Stated exercise: Find how many lines in the data below mention "marker". Give the number only.

Data to process:
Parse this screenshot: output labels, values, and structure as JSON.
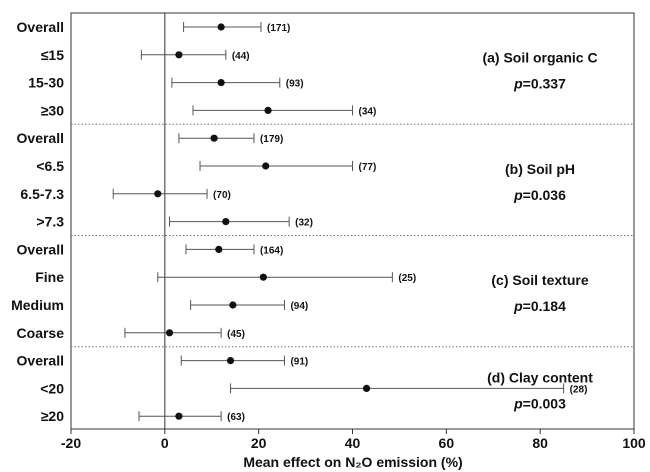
{
  "chart_data": {
    "type": "scatter",
    "style": "forest-plot",
    "xlabel": "Mean effect on N₂O emission (%)",
    "xlim": [
      -20,
      100
    ],
    "xticks": [
      "-20",
      "0",
      "20",
      "40",
      "60",
      "80",
      "100"
    ],
    "reference_line_x": 0,
    "errorbars": "horizontal",
    "groups": [
      {
        "title": "(a) Soil organic C",
        "p_label": "p",
        "p_value": "=0.337",
        "rows": [
          {
            "label": "Overall",
            "mean": 12,
            "low": 4,
            "high": 20.5,
            "n": "(171)"
          },
          {
            "label": "≤15",
            "mean": 3,
            "low": -5,
            "high": 13,
            "n": "(44)"
          },
          {
            "label": "15-30",
            "mean": 12,
            "low": 1.5,
            "high": 24.5,
            "n": "(93)"
          },
          {
            "label": "≥30",
            "mean": 22,
            "low": 6,
            "high": 40,
            "n": "(34)"
          }
        ]
      },
      {
        "title": "(b) Soil pH",
        "p_label": "p",
        "p_value": "=0.036",
        "rows": [
          {
            "label": "Overall",
            "mean": 10.5,
            "low": 3,
            "high": 19,
            "n": "(179)"
          },
          {
            "label": "<6.5",
            "mean": 21.5,
            "low": 7.5,
            "high": 40,
            "n": "(77)"
          },
          {
            "label": "6.5-7.3",
            "mean": -1.5,
            "low": -11,
            "high": 9,
            "n": "(70)"
          },
          {
            "label": ">7.3",
            "mean": 13,
            "low": 1,
            "high": 26.5,
            "n": "(32)"
          }
        ]
      },
      {
        "title": "(c) Soil texture",
        "p_label": "p",
        "p_value": "=0.184",
        "rows": [
          {
            "label": "Overall",
            "mean": 11.5,
            "low": 4.5,
            "high": 19,
            "n": "(164)"
          },
          {
            "label": "Fine",
            "mean": 21,
            "low": -1.5,
            "high": 48.5,
            "n": "(25)"
          },
          {
            "label": "Medium",
            "mean": 14.5,
            "low": 5.5,
            "high": 25.5,
            "n": "(94)"
          },
          {
            "label": "Coarse",
            "mean": 1,
            "low": -8.5,
            "high": 12,
            "n": "(45)"
          }
        ]
      },
      {
        "title": "(d) Clay content",
        "p_label": "p",
        "p_value": "=0.003",
        "rows": [
          {
            "label": "Overall",
            "mean": 14,
            "low": 3.5,
            "high": 25.5,
            "n": "(91)"
          },
          {
            "label": "<20",
            "mean": 43,
            "low": 14,
            "high": 85,
            "n": "(28)"
          },
          {
            "label": "≥20",
            "mean": 3,
            "low": -5.5,
            "high": 12,
            "n": "(63)"
          }
        ]
      }
    ]
  }
}
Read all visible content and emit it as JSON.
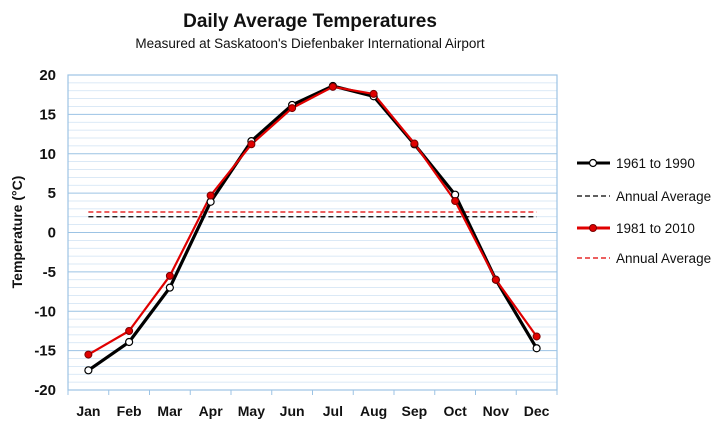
{
  "chart_data": {
    "type": "line",
    "title": "Daily Average Temperatures",
    "subtitle": "Measured at Saskatoon's Diefenbaker International Airport",
    "ylabel": "Temperature (°C)",
    "xlabel": "",
    "categories": [
      "Jan",
      "Feb",
      "Mar",
      "Apr",
      "May",
      "Jun",
      "Jul",
      "Aug",
      "Sep",
      "Oct",
      "Nov",
      "Dec"
    ],
    "ylim": [
      -20,
      20
    ],
    "yticks": [
      20,
      15,
      10,
      5,
      0,
      -5,
      -10,
      -15,
      -20
    ],
    "grid": true,
    "legend_position": "right",
    "series": [
      {
        "name": "1961 to 1990",
        "values": [
          -17.5,
          -13.9,
          -7.0,
          3.9,
          11.6,
          16.2,
          18.6,
          17.3,
          11.2,
          4.8,
          -6.0,
          -14.7
        ],
        "color": "#000000",
        "marker": "hollow-circle",
        "annual_average": 2.0,
        "annual_average_label": "Annual Average"
      },
      {
        "name": "1981 to 2010",
        "values": [
          -15.5,
          -12.5,
          -5.5,
          4.7,
          11.2,
          15.8,
          18.5,
          17.6,
          11.3,
          4.0,
          -6.0,
          -13.2
        ],
        "color": "#e00000",
        "marker": "filled-circle",
        "annual_average": 2.6,
        "annual_average_label": "Annual Average"
      }
    ]
  }
}
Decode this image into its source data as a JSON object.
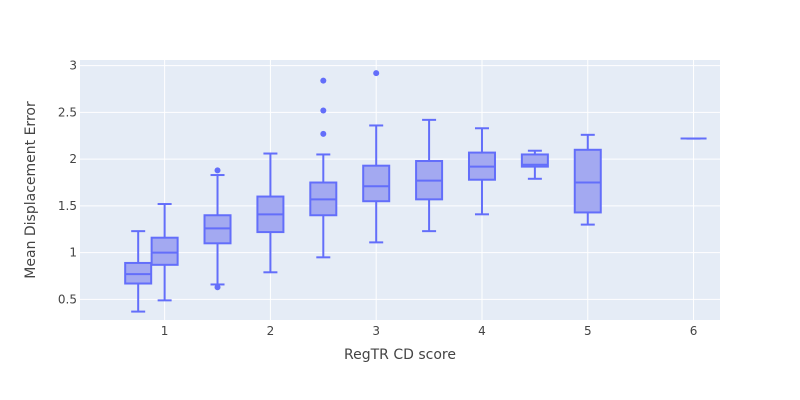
{
  "chart_data": {
    "type": "box",
    "title": "",
    "xlabel": "RegTR CD score",
    "ylabel": "Mean Displacement Error",
    "xlim": [
      0.2,
      6.25
    ],
    "ylim": [
      0.28,
      3.06
    ],
    "x_ticks": [
      "1",
      "2",
      "3",
      "4",
      "5",
      "6"
    ],
    "y_ticks": [
      "0.5",
      "1",
      "1.5",
      "2",
      "2.5",
      "3"
    ],
    "grid": true,
    "colors": {
      "plot_bg": "#e5ecf6",
      "grid": "#ffffff",
      "box_line": "#636efa",
      "box_fill": "#a3a9f1",
      "text": "#444444"
    },
    "boxes": [
      {
        "x": 0.75,
        "min": 0.37,
        "q1": 0.67,
        "median": 0.77,
        "q3": 0.89,
        "max": 1.23,
        "outliers": []
      },
      {
        "x": 1.0,
        "min": 0.49,
        "q1": 0.87,
        "median": 1.0,
        "q3": 1.16,
        "max": 1.52,
        "outliers": []
      },
      {
        "x": 1.5,
        "min": 0.66,
        "q1": 1.1,
        "median": 1.26,
        "q3": 1.4,
        "max": 1.83,
        "outliers": [
          0.63,
          1.88
        ]
      },
      {
        "x": 2.0,
        "min": 0.79,
        "q1": 1.22,
        "median": 1.41,
        "q3": 1.6,
        "max": 2.06,
        "outliers": []
      },
      {
        "x": 2.5,
        "min": 0.95,
        "q1": 1.4,
        "median": 1.57,
        "q3": 1.75,
        "max": 2.05,
        "outliers": [
          2.27,
          2.52,
          2.84
        ]
      },
      {
        "x": 3.0,
        "min": 1.11,
        "q1": 1.55,
        "median": 1.71,
        "q3": 1.93,
        "max": 2.36,
        "outliers": [
          2.92
        ]
      },
      {
        "x": 3.5,
        "min": 1.23,
        "q1": 1.57,
        "median": 1.77,
        "q3": 1.98,
        "max": 2.42,
        "outliers": []
      },
      {
        "x": 4.0,
        "min": 1.41,
        "q1": 1.78,
        "median": 1.92,
        "q3": 2.07,
        "max": 2.33,
        "outliers": []
      },
      {
        "x": 4.5,
        "min": 1.79,
        "q1": 1.92,
        "median": 1.94,
        "q3": 2.05,
        "max": 2.09,
        "outliers": []
      },
      {
        "x": 5.0,
        "min": 1.3,
        "q1": 1.43,
        "median": 1.75,
        "q3": 2.1,
        "max": 2.26,
        "outliers": []
      },
      {
        "x": 6.0,
        "min": 2.22,
        "q1": 2.22,
        "median": 2.22,
        "q3": 2.22,
        "max": 2.22,
        "outliers": []
      }
    ]
  }
}
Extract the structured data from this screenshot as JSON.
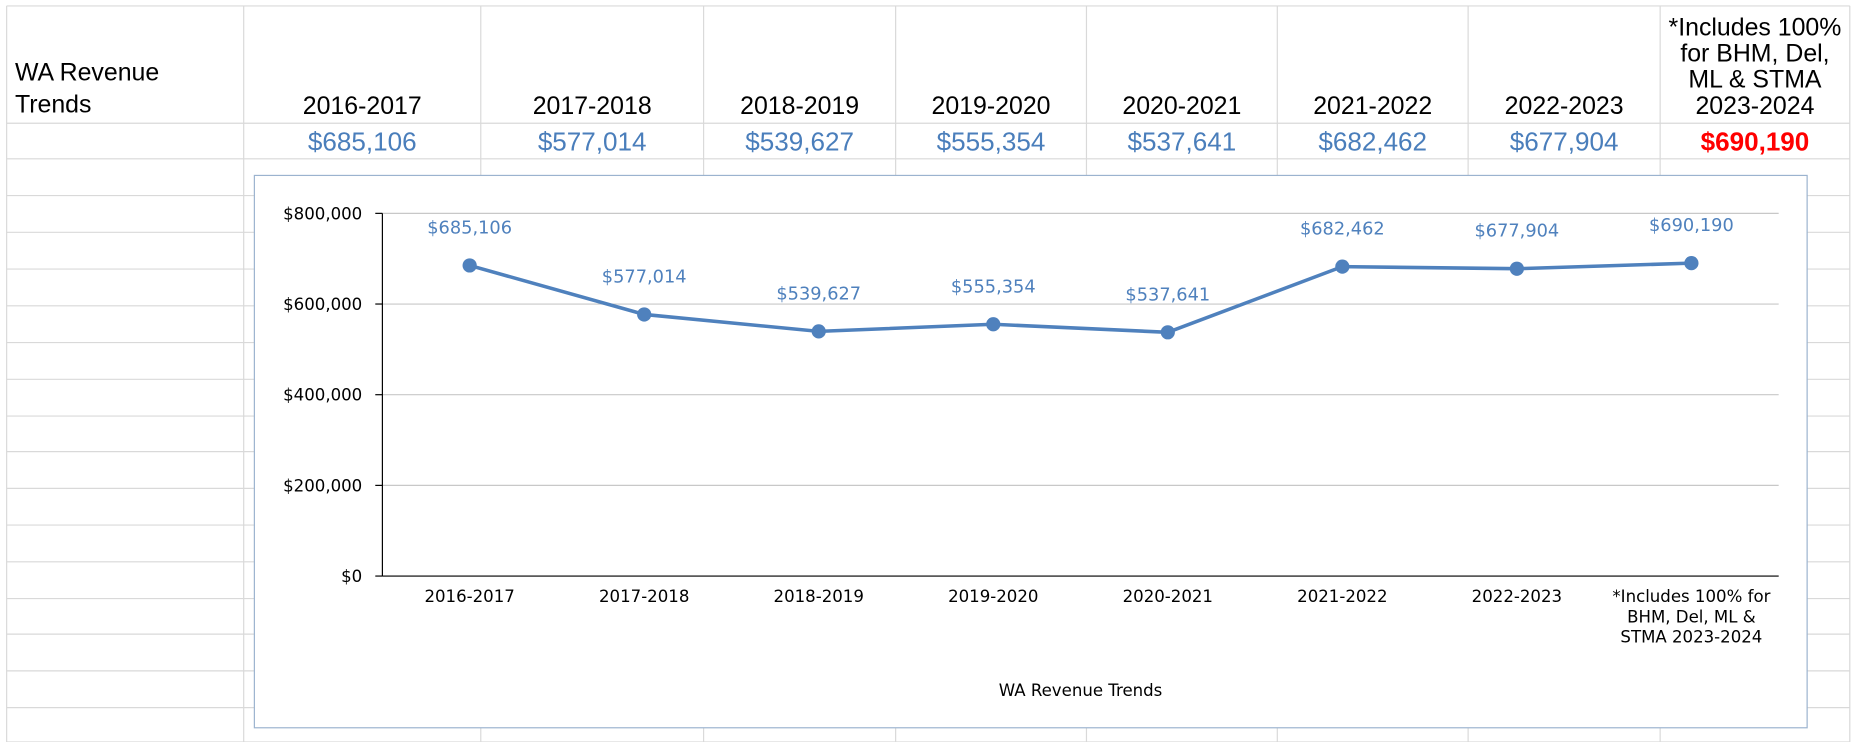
{
  "sheet": {
    "title": "WA Revenue Trends",
    "headers": [
      "2016-2017",
      "2017-2018",
      "2018-2019",
      "2019-2020",
      "2020-2021",
      "2021-2022",
      "2022-2023",
      "*Includes 100% for BHM, Del, ML & STMA 2023-2024"
    ],
    "values": [
      "$685,106",
      "$577,014",
      "$539,627",
      "$555,354",
      "$537,641",
      "$682,462",
      "$677,904",
      "$690,190"
    ]
  },
  "chart_data": {
    "type": "line",
    "xlabel": "WA Revenue Trends",
    "categories": [
      "2016-2017",
      "2017-2018",
      "2018-2019",
      "2019-2020",
      "2020-2021",
      "2021-2022",
      "2022-2023",
      "*Includes 100% for BHM, Del, ML & STMA 2023-2024"
    ],
    "values": [
      685106,
      577014,
      539627,
      555354,
      537641,
      682462,
      677904,
      690190
    ],
    "value_labels": [
      "$685,106",
      "$577,014",
      "$539,627",
      "$555,354",
      "$537,641",
      "$682,462",
      "$677,904",
      "$690,190"
    ],
    "color": "#4f81bd",
    "ylim": [
      0,
      800000
    ],
    "yticks": [
      {
        "value": 0,
        "label": "$0"
      },
      {
        "value": 200000,
        "label": "$200,000"
      },
      {
        "value": 400000,
        "label": "$400,000"
      },
      {
        "value": 600000,
        "label": "$600,000"
      },
      {
        "value": 800000,
        "label": "$800,000"
      }
    ],
    "grid": true
  }
}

Reply: 2